### DOCUMENT:
——

Rhee, who performs regularly with Tim Krekel and the Groovebillies and sits in frequently with other acts, knew Gower from her days running the open stage at the Air Devils Inn, where he often went to jam with the players who came in. He knew her music, liked her songs and agreed to help her get them recorded.

He began enlisting help: rain chorus vocalist Kellie Wilkinson; drummer Dave Marasco; bassist Jim Baugher; guitarist John Burgard and Howie Gano at Mom's Recording Studio in the project. Rhee set about to arranging the songs, with regular consultation with Linda, then getting them recorded, organizing the sessions, asking for favors, calling in favors, doing what was necessary to get the words and music recorded.

Tentatively titled The Age of Innocence: A Tribute to Linda Stone Cushing Gower, the project is nearing completion. The final list of songs has not quite jelled, for reasons familiar to anyone who has every made a recording, but will include, among others, "Jack Fry's Cooking on the Mason-Dixon Line," "Mama's the Baby Tonight," "Cold Kentucky Heart" and "Missing You More and More." Some of the songs will be earlier recordings that Gower has made.

The project goes in fits and starts, with Rhee pushing ahead as fast and hard as he can, but Gower's failing health both slows him down and amplifies his sense of urgency. She smiled wanly at the thought and said:

"He comes in and say I got to do this and I got to do that and I say, Peter, slow down, let's see if we can get one thing done and if I can breathe today."

Rhee thinks he can get the last bit of recording done by the middle of January. Gower has heard all that has been recorded up to now and likes the music. Rhee has burnt several one-off CDs for her, so that she can listen when she wants to.

"I my not be at my own CD release party," Gower, "but I hope so. I'd be a shame not to be."

——

### EXERCISE TASKS:
1: Answer these questions about the article on the tribute recording:
(a) Who plays drums on the project?
(b) At what place did Gower run the open stage?
(c) By when does Rhee expect to finish the last bit of recording?
2: Retype the stretch of the article on the tribute recording from "Rhee, who performs" through "get them recorded.".
3: List every song title that the article on the tribute recording names as part of the project.
The data has no connection to the article about the tribute recording.

### AVAILABLE DATA:
——

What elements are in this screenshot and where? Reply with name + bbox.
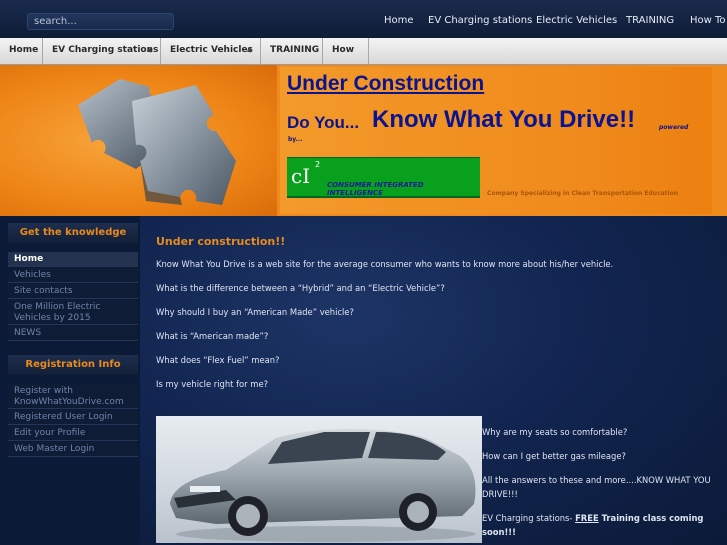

——

### RESULTS:
1:
(a) Dave Marasco
(b) The Air Devils Inn
(c) The middle of January

2:
Rhee, who performs regularly with Tim Krekel and the Groovebillies and sits in frequently with other acts, knew Gower from her days running the open stage at the Air Devils Inn, where he often went to jam with the players who came in. He knew her music, liked her songs and agreed to help her get them recorded.

3:
- "Jack Fry's Cooking on the Mason-Dixon Line"
- "Mama's the Baby Tonight"
- "Cold Kentucky Heart"
- "Missing You More and More"